Work to be completed -
Below are some records. Pull every line that contains the word "name".

━━ Record set

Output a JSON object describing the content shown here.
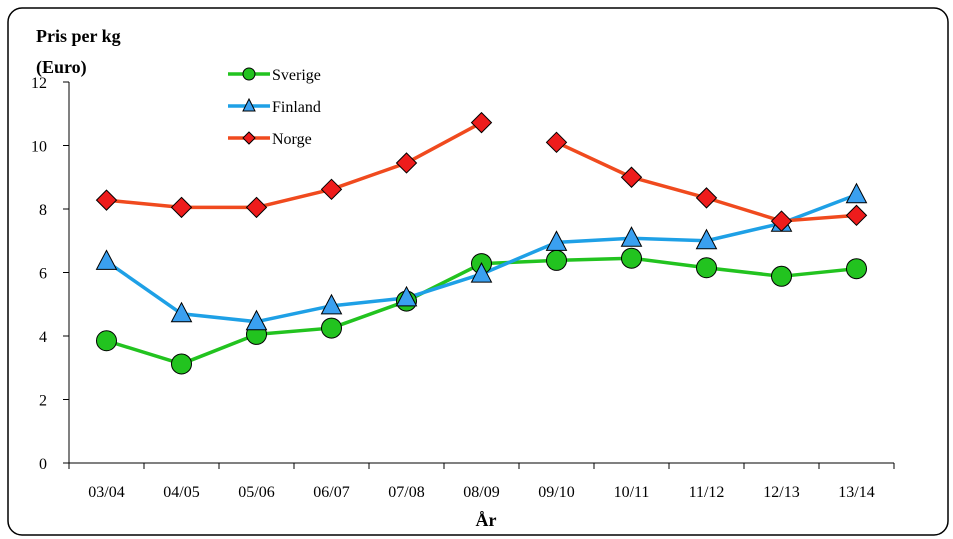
{
  "chart_data": {
    "type": "line",
    "ylabel": "Pris per kg",
    "ylabel_unit": "(Euro)",
    "xlabel": "År",
    "ylim": [
      0,
      12
    ],
    "yticks": [
      0,
      2,
      4,
      6,
      8,
      10,
      12
    ],
    "grid": false,
    "legend_position": "top-left",
    "categories": [
      "03/04",
      "04/05",
      "05/06",
      "06/07",
      "07/08",
      "08/09",
      "09/10",
      "10/11",
      "11/12",
      "12/13",
      "13/14"
    ],
    "series": [
      {
        "name": "Sverige",
        "color": "#22c31f",
        "marker": "circle",
        "marker_color": "#22c31f",
        "values": [
          3.85,
          3.12,
          4.05,
          4.25,
          5.1,
          6.28,
          6.38,
          6.45,
          6.15,
          5.88,
          6.12
        ]
      },
      {
        "name": "Finland",
        "color": "#1ea0e6",
        "marker": "triangle",
        "marker_color": "#3aa0f0",
        "values": [
          6.35,
          4.7,
          4.45,
          4.95,
          5.2,
          5.95,
          6.95,
          7.08,
          7.0,
          7.55,
          8.45
        ]
      },
      {
        "name": "Norge",
        "color": "#f04a1e",
        "marker": "diamond",
        "marker_color": "#ee1c1c",
        "values": [
          8.28,
          8.05,
          8.05,
          8.62,
          9.45,
          10.72,
          10.1,
          9.0,
          8.35,
          7.62,
          7.8
        ]
      }
    ]
  }
}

━━━━

Reply to the task -
        "name": "Sverige",
        "name": "Finland",
        "name": "Norge",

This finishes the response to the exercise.